On Mon, Mar 18, 2019 at 1:16 PM Andy Lutomirski <l...@kernel.org> wrote:
> On Mon, Mar 18, 2019 at 2:41 AM Elena Reshetova
> <elena.reshet...@intel.com> wrote:
> > Performance:
> >
> > 1) lmbench: ./lat_syscall -N 1000000 null
> >     base:                     Simple syscall: 0.1774 microseconds
> >     random_offset (rdtsc):     Simple syscall: 0.1803 microseconds
> >     random_offset (rdrand): Simple syscall: 0.3702 microseconds
> >
> > 2)  Andy's tests, misc-tests: ./timing_test_64 10M sys_enosys
> >     base:                     10000000 loops in 1.62224s = 162.22 nsec / 
> > loop
> >     random_offset (rdtsc):     10000000 loops in 1.64660s = 164.66 nsec / 
> > loop
> >     random_offset (rdrand): 10000000 loops in 3.51315s = 351.32 nsec / loop
> >
>
> Egads!  RDTSC is nice and fast but probably fairly easy to defeat.

Extracted data:
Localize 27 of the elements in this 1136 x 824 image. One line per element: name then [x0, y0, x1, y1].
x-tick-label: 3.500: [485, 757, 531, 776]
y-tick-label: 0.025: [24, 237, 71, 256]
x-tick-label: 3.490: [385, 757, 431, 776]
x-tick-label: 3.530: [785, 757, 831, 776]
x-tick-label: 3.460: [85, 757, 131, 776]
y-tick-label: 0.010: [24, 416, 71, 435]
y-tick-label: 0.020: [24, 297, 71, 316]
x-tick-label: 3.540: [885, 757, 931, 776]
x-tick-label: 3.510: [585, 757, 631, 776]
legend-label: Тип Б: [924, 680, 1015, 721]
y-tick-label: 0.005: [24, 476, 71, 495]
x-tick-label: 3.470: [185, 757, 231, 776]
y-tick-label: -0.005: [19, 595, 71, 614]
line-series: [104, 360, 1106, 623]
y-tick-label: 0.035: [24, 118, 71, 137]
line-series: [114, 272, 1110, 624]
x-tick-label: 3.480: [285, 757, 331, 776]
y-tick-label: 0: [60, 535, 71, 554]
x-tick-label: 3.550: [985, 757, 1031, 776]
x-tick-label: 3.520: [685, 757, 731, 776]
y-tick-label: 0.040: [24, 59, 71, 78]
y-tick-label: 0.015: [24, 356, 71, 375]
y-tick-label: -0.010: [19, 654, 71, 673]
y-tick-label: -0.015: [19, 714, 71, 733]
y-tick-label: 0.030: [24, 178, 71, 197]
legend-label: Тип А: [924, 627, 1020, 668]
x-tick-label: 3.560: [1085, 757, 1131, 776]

Problem statement: Please continue the email thread about syscall timing results from the point where it stops.

Exercise response:
> RDRAND is awful.  I had hoped for better.

RDRAND can also fail.

> So perhaps we need a little percpu buffer that collects 64 bits of
> randomness at a time, shifts out the needed bits, and refills the
> buffer when we run out.

I'd like to avoid saving the _exact_ details of where the next offset
will be, but if nothing else works, this should be okay. We can use 8
bits at a time and call prandom_u32() every 4th call. Something like
prandom_bytes(), but where it doesn't throw away the unused bytes.